Stored data:
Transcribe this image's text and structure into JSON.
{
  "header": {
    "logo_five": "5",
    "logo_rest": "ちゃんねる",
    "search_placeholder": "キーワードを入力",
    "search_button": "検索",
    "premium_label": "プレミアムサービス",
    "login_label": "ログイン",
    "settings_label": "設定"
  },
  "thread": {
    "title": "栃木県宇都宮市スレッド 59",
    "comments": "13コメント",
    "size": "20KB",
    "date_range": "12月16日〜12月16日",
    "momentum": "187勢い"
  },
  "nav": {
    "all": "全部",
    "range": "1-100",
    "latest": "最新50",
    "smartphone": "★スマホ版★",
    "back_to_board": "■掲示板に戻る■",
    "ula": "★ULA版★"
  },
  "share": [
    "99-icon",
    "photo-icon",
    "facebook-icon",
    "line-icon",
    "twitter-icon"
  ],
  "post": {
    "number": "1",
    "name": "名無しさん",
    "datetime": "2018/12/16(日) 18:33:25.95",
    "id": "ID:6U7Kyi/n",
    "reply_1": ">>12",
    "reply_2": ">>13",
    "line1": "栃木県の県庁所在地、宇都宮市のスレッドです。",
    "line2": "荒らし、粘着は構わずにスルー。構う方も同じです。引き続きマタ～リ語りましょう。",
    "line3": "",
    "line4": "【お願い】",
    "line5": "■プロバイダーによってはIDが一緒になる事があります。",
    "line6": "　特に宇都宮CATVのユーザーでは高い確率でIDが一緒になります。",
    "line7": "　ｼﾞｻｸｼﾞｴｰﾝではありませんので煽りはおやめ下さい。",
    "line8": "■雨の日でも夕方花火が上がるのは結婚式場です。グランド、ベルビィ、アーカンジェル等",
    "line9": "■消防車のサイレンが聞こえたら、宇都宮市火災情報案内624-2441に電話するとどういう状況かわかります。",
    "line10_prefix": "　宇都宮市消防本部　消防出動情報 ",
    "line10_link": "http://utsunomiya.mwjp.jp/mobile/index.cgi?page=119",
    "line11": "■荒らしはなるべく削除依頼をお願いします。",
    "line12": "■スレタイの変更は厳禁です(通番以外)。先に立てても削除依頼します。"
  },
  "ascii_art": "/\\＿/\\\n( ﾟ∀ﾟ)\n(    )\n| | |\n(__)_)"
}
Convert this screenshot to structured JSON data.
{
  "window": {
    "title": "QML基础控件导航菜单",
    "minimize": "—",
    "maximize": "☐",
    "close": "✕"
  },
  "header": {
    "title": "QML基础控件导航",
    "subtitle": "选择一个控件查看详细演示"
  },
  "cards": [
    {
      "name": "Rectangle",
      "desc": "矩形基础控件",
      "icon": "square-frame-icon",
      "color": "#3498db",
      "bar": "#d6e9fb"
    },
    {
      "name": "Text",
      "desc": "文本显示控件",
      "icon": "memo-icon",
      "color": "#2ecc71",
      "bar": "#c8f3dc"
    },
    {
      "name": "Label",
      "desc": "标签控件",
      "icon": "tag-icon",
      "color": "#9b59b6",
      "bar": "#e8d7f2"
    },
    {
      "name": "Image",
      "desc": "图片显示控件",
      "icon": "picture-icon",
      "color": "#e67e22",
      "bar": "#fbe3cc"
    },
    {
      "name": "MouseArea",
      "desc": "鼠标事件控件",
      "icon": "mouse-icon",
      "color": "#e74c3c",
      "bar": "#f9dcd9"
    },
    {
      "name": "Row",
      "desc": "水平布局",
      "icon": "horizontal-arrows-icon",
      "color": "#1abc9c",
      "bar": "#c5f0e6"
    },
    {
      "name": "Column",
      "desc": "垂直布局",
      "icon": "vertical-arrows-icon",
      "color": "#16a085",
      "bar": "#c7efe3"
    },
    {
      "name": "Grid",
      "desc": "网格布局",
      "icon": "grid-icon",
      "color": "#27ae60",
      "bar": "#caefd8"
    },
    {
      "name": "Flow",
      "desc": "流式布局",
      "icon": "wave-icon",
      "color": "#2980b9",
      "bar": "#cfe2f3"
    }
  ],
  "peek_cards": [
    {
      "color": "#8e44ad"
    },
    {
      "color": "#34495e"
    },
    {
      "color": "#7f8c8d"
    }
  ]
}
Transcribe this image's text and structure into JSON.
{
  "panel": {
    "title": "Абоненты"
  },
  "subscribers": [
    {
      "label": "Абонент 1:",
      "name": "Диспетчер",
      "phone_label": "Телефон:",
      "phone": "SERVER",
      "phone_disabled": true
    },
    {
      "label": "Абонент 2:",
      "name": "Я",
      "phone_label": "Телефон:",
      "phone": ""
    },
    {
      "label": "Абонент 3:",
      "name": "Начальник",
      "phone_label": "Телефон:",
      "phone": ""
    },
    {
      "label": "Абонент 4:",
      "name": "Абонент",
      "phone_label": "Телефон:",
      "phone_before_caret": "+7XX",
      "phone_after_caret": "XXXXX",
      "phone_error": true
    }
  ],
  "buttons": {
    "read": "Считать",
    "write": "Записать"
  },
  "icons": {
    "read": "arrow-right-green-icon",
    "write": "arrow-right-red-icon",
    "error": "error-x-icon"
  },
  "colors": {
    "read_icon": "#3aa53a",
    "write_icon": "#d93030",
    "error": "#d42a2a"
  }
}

- **Exercise prompt**
Note every line above where the string "true" shows up, and copy those lines.

- **Answer to the problem**
      "phone_disabled": true
      "phone_error": true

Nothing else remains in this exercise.